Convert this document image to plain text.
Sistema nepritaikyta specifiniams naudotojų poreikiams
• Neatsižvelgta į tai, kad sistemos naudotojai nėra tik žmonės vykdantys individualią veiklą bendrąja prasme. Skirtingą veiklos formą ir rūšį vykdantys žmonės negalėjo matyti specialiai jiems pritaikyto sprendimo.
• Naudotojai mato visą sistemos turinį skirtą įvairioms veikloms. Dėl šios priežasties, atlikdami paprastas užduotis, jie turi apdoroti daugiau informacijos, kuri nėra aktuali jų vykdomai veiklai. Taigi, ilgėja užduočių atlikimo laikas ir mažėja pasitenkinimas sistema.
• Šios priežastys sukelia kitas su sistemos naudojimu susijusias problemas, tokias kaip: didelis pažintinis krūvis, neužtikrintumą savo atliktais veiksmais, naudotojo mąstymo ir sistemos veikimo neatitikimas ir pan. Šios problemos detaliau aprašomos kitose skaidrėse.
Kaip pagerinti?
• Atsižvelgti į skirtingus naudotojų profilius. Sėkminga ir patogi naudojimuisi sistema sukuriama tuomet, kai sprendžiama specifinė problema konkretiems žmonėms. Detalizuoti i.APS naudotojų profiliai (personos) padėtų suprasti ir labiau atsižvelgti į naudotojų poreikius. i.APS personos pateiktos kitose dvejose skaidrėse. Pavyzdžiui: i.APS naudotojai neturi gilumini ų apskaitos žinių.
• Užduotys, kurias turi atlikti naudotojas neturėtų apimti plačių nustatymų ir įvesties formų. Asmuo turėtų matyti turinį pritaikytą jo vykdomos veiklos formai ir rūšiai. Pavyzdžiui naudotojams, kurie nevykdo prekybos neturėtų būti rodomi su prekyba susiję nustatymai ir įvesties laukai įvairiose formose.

++++++++

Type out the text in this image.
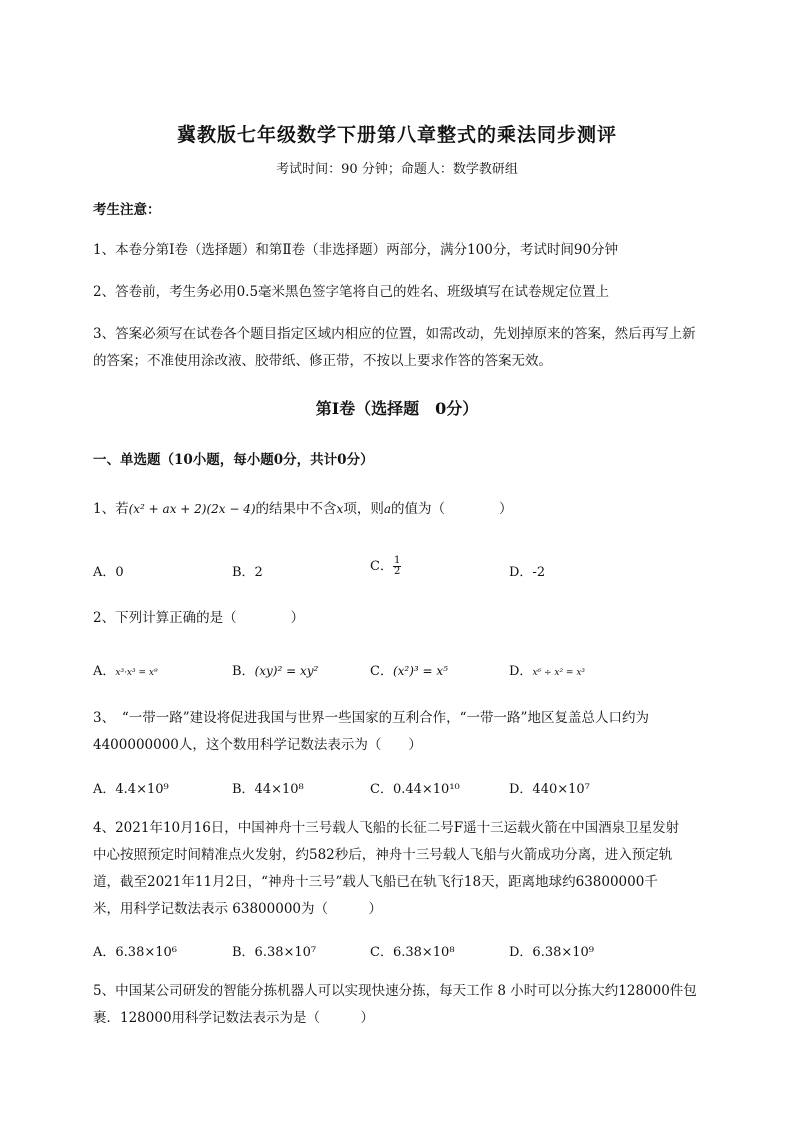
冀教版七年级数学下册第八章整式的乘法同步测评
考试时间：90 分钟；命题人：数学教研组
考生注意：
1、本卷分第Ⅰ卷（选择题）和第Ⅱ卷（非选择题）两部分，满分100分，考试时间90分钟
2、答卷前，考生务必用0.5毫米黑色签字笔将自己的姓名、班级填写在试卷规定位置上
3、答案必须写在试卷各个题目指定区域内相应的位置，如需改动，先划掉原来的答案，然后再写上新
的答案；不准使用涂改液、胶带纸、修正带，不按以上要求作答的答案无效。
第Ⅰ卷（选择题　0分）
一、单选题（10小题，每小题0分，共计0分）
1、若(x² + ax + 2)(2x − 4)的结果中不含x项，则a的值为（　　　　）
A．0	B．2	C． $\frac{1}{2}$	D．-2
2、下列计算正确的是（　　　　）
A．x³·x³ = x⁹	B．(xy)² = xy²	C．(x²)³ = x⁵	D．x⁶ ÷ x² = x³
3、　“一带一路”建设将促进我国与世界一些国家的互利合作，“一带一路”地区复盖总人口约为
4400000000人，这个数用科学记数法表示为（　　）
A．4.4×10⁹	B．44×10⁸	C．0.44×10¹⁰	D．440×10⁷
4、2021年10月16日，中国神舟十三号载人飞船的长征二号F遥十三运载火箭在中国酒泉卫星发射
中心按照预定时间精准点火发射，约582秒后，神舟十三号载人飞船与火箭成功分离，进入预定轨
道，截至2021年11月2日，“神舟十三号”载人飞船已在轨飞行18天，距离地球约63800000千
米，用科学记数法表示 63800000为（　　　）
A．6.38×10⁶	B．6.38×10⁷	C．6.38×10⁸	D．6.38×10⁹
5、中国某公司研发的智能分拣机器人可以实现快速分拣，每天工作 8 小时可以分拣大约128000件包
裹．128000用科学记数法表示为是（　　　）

++++++++

Find the count of lines in the data above where the string "naudotojų" occurs. Provide that number alone.

2